▶ What the exercise asks: Reproduce each record exactly.

## Start Rows

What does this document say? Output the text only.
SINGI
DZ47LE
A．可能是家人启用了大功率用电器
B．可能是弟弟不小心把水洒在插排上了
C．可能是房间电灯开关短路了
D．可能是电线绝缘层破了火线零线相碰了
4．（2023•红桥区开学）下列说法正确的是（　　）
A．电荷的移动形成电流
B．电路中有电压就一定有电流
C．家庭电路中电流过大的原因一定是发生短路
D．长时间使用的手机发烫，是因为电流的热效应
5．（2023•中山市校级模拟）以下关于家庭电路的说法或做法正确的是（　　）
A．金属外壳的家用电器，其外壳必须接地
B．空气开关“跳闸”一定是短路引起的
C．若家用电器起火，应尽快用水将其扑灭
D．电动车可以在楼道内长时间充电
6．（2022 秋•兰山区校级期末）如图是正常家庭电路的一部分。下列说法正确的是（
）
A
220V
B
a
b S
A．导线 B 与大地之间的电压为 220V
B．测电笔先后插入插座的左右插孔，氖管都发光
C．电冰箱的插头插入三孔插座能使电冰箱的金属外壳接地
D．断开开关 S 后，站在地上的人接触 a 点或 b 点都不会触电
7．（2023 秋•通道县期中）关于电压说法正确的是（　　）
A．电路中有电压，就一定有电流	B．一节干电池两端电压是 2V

## End Rows

▶ Full response:
What does this document say? Output the text only.
SINGI
DZ47LE
A．可能是家人启用了大功率用电器
B．可能是弟弟不小心把水洒在插排上了
C．可能是房间电灯开关短路了
D．可能是电线绝缘层破了火线零线相碰了
4．（2023•红桥区开学）下列说法正确的是（　　）
A．电荷的移动形成电流
B．电路中有电压就一定有电流
C．家庭电路中电流过大的原因一定是发生短路
D．长时间使用的手机发烫，是因为电流的热效应
5．（2023•中山市校级模拟）以下关于家庭电路的说法或做法正确的是（　　）
A．金属外壳的家用电器，其外壳必须接地
B．空气开关“跳闸”一定是短路引起的
C．若家用电器起火，应尽快用水将其扑灭
D．电动车可以在楼道内长时间充电
6．（2022 秋•兰山区校级期末）如图是正常家庭电路的一部分。下列说法正确的是（
）
A
220V
B
a
b S
A．导线 B 与大地之间的电压为 220V
B．测电笔先后插入插座的左右插孔，氖管都发光
C．电冰箱的插头插入三孔插座能使电冰箱的金属外壳接地
D．断开开关 S 后，站在地上的人接触 a 点或 b 点都不会触电
7．（2023 秋•通道县期中）关于电压说法正确的是（　　）
A．电路中有电压，就一定有电流	B．一节干电池两端电压是 2V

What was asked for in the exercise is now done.